━━━ STORED ROWS ━━━

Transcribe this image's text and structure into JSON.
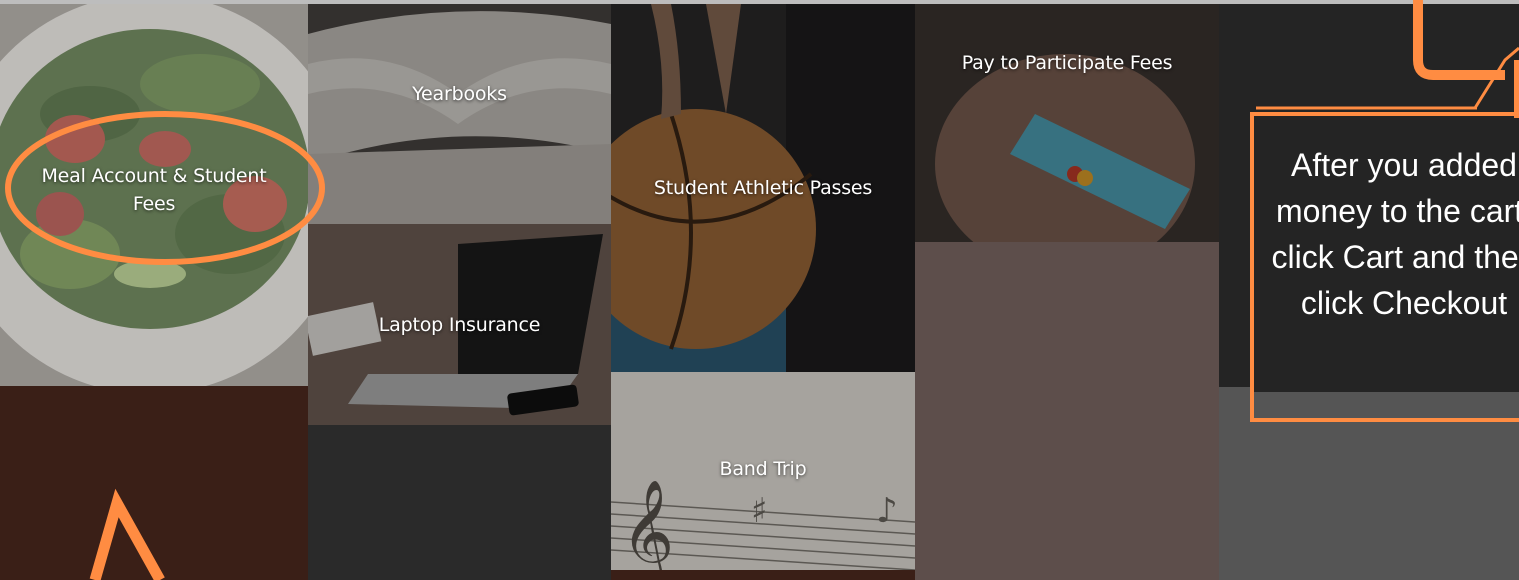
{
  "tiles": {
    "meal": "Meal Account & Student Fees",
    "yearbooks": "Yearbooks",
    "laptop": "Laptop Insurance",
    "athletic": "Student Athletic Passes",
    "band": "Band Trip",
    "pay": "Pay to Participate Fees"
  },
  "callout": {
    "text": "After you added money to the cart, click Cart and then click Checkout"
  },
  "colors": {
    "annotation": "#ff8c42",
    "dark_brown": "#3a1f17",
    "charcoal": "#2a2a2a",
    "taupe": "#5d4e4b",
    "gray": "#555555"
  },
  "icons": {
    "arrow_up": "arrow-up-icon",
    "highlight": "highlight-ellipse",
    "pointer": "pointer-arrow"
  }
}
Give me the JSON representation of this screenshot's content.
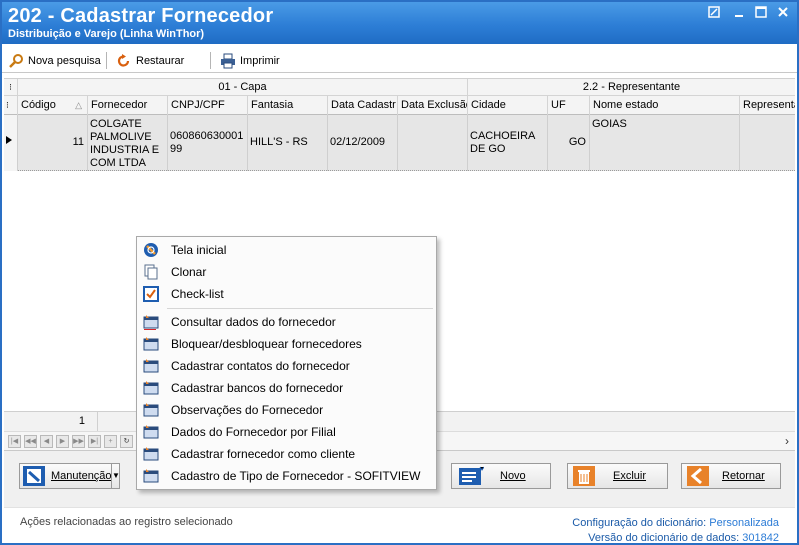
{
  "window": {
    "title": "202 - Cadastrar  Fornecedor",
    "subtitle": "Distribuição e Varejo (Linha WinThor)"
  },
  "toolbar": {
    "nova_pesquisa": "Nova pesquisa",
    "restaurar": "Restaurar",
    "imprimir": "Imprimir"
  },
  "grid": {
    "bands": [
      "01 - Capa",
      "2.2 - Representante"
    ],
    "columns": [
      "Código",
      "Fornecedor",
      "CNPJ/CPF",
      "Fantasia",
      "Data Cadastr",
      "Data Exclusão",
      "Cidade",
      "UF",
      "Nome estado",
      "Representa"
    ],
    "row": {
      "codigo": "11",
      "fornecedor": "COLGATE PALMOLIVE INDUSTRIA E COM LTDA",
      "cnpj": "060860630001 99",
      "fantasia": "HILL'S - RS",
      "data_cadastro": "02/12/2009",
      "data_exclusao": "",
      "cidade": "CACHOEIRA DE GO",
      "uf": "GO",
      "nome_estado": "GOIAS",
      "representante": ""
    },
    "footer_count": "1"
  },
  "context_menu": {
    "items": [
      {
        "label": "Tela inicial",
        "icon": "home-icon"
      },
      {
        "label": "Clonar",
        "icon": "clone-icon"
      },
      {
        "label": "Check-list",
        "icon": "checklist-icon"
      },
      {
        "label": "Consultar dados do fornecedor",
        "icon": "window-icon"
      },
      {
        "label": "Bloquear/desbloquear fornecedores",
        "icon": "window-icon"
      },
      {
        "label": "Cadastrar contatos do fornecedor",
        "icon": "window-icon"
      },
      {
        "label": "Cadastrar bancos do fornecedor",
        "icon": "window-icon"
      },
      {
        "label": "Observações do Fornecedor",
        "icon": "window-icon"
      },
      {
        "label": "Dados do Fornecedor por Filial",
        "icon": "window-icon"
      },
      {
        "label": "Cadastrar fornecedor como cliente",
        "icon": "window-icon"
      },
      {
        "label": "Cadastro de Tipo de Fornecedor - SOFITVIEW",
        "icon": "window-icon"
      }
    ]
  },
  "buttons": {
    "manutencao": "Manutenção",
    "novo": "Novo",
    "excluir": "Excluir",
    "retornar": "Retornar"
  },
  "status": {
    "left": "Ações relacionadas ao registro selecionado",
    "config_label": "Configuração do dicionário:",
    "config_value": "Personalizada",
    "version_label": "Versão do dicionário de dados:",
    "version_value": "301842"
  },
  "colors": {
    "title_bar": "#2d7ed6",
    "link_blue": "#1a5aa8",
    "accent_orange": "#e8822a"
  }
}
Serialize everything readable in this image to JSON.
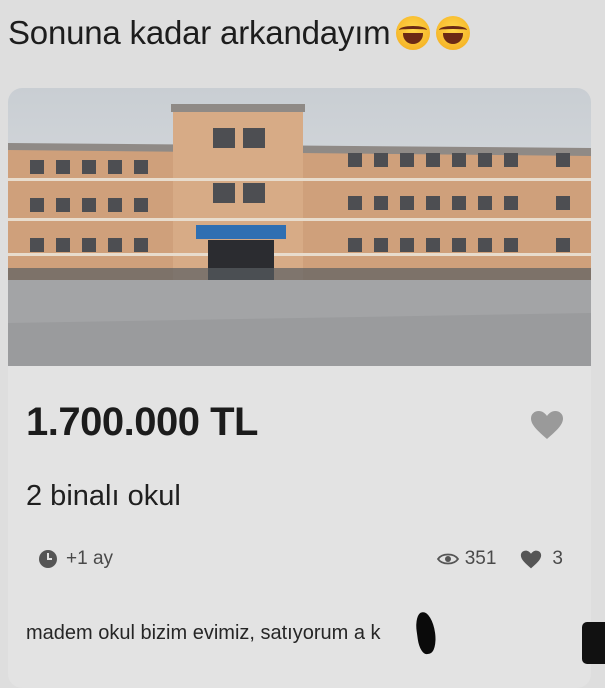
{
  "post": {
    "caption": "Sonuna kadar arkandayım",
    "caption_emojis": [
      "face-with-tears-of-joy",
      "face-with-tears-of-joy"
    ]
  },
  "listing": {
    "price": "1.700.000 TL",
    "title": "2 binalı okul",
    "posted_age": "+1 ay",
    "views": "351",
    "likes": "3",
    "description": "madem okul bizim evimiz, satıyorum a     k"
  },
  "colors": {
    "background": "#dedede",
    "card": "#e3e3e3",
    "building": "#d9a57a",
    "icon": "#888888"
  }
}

━━━

EXERCISE DESCRIPTION -> Beginning at the line with "Serialize everything readable" and ending at the last line of the listing above, retype each line exactly, including those two lines. Leave the pictures out.

REPLY ->
Serialize everything readable in this image to JSON.
{
  "post": {
    "caption": "Sonuna kadar arkandayım",
    "caption_emojis": [
      "face-with-tears-of-joy",
      "face-with-tears-of-joy"
    ]
  },
  "listing": {
    "price": "1.700.000 TL",
    "title": "2 binalı okul",
    "posted_age": "+1 ay",
    "views": "351",
    "likes": "3",
    "description": "madem okul bizim evimiz, satıyorum a     k"
  },
  "colors": {
    "background": "#dedede",
    "card": "#e3e3e3",
    "building": "#d9a57a",
    "icon": "#888888"
  }
}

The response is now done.